== STATED TASK ==
Copy the lines that follow, keeping every character the same.

== DATA ==

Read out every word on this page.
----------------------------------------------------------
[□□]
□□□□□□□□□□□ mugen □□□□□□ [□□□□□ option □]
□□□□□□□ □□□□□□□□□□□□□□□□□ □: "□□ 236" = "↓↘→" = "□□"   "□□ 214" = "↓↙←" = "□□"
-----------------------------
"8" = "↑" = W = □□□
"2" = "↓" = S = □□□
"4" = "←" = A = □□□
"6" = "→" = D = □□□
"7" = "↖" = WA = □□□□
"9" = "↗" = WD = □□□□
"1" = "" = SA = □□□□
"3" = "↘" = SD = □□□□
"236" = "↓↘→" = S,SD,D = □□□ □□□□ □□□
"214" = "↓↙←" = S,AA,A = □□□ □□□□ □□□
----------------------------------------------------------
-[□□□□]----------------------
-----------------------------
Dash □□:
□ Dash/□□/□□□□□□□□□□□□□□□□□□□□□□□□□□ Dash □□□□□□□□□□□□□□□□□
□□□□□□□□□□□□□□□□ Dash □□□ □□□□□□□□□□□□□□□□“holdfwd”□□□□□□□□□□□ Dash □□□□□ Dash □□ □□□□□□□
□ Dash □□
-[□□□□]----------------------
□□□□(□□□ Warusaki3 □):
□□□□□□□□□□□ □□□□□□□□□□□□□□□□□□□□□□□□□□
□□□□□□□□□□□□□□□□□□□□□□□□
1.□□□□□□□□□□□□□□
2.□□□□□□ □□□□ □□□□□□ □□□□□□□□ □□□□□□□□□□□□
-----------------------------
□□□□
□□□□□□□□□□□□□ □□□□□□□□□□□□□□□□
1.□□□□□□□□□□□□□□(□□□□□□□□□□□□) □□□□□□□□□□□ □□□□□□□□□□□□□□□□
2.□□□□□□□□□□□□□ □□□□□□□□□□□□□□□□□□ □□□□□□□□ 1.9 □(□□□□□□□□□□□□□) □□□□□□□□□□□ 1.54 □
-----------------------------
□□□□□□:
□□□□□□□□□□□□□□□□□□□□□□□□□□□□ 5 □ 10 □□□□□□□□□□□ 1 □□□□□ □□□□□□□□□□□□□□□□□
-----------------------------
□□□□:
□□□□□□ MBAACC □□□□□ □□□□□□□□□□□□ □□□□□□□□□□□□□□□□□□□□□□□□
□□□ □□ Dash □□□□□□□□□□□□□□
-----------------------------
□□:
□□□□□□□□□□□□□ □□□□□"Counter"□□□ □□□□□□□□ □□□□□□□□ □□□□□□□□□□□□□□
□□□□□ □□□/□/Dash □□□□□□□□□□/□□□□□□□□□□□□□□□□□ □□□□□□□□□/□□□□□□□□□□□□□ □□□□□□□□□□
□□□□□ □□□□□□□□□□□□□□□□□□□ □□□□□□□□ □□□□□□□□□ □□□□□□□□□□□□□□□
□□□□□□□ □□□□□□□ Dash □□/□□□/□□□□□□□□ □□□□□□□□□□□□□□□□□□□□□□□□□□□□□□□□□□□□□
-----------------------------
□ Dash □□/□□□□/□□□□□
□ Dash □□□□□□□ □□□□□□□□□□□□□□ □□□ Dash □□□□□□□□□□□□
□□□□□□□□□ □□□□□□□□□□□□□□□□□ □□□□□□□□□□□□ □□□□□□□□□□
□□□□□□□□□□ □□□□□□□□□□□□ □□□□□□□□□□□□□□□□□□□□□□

== SOLUTION FOR THIS PROBLEM ==
Read out every word on this page.
----------------------------------------------------------
[□□]
□□□□□□□□□□□ mugen □□□□□□ [□□□□□ option □]
□□□□□□□ □□□□□□□□□□□□□□□□□ □: "□□ 236" = "↓↘→" = "□□"   "□□ 214" = "↓↙←" = "□□"
-----------------------------
"8" = "↑" = W = □□□
"2" = "↓" = S = □□□
"4" = "←" = A = □□□
"6" = "→" = D = □□□
"7" = "↖" = WA = □□□□
"9" = "↗" = WD = □□□□
"1" = "" = SA = □□□□
"3" = "↘" = SD = □□□□
"236" = "↓↘→" = S,SD,D = □□□ □□□□ □□□
"214" = "↓↙←" = S,AA,A = □□□ □□□□ □□□
----------------------------------------------------------
-[□□□□]----------------------
-----------------------------
Dash □□:
□ Dash/□□/□□□□□□□□□□□□□□□□□□□□□□□□□□ Dash □□□□□□□□□□□□□□□□□
□□□□□□□□□□□□□□□□ Dash □□□ □□□□□□□□□□□□□□□□“holdfwd”□□□□□□□□□□□ Dash □□□□□ Dash □□ □□□□□□□
□ Dash □□
-[□□□□]----------------------
□□□□(□□□ Warusaki3 □):
□□□□□□□□□□□ □□□□□□□□□□□□□□□□□□□□□□□□□□
□□□□□□□□□□□□□□□□□□□□□□□□
1.□□□□□□□□□□□□□□
2.□□□□□□ □□□□ □□□□□□ □□□□□□□□ □□□□□□□□□□□□
-----------------------------
□□□□
□□□□□□□□□□□□□ □□□□□□□□□□□□□□□□
1.□□□□□□□□□□□□□□(□□□□□□□□□□□□) □□□□□□□□□□□ □□□□□□□□□□□□□□□□
2.□□□□□□□□□□□□□ □□□□□□□□□□□□□□□□□□ □□□□□□□□ 1.9 □(□□□□□□□□□□□□□) □□□□□□□□□□□ 1.54 □
-----------------------------
□□□□□□:
□□□□□□□□□□□□□□□□□□□□□□□□□□□□ 5 □ 10 □□□□□□□□□□□ 1 □□□□□ □□□□□□□□□□□□□□□□□
-----------------------------
□□□□:
□□□□□□ MBAACC □□□□□ □□□□□□□□□□□□ □□□□□□□□□□□□□□□□□□□□□□□□
□□□ □□ Dash □□□□□□□□□□□□□□
-----------------------------
□□:
□□□□□□□□□□□□□ □□□□□"Counter"□□□ □□□□□□□□ □□□□□□□□ □□□□□□□□□□□□□□
□□□□□ □□□/□/Dash □□□□□□□□□□/□□□□□□□□□□□□□□□□□ □□□□□□□□□/□□□□□□□□□□□□□ □□□□□□□□□□
□□□□□ □□□□□□□□□□□□□□□□□□□ □□□□□□□□ □□□□□□□□□ □□□□□□□□□□□□□□□
□□□□□□□ □□□□□□□ Dash □□/□□□/□□□□□□□□ □□□□□□□□□□□□□□□□□□□□□□□□□□□□□□□□□□□□□
-----------------------------
□ Dash □□/□□□□/□□□□□
□ Dash □□□□□□□ □□□□□□□□□□□□□□ □□□ Dash □□□□□□□□□□□□
□□□□□□□□□ □□□□□□□□□□□□□□□□□ □□□□□□□□□□□□ □□□□□□□□□□
□□□□□□□□□□ □□□□□□□□□□□□ □□□□□□□□□□□□□□□□□□□□□□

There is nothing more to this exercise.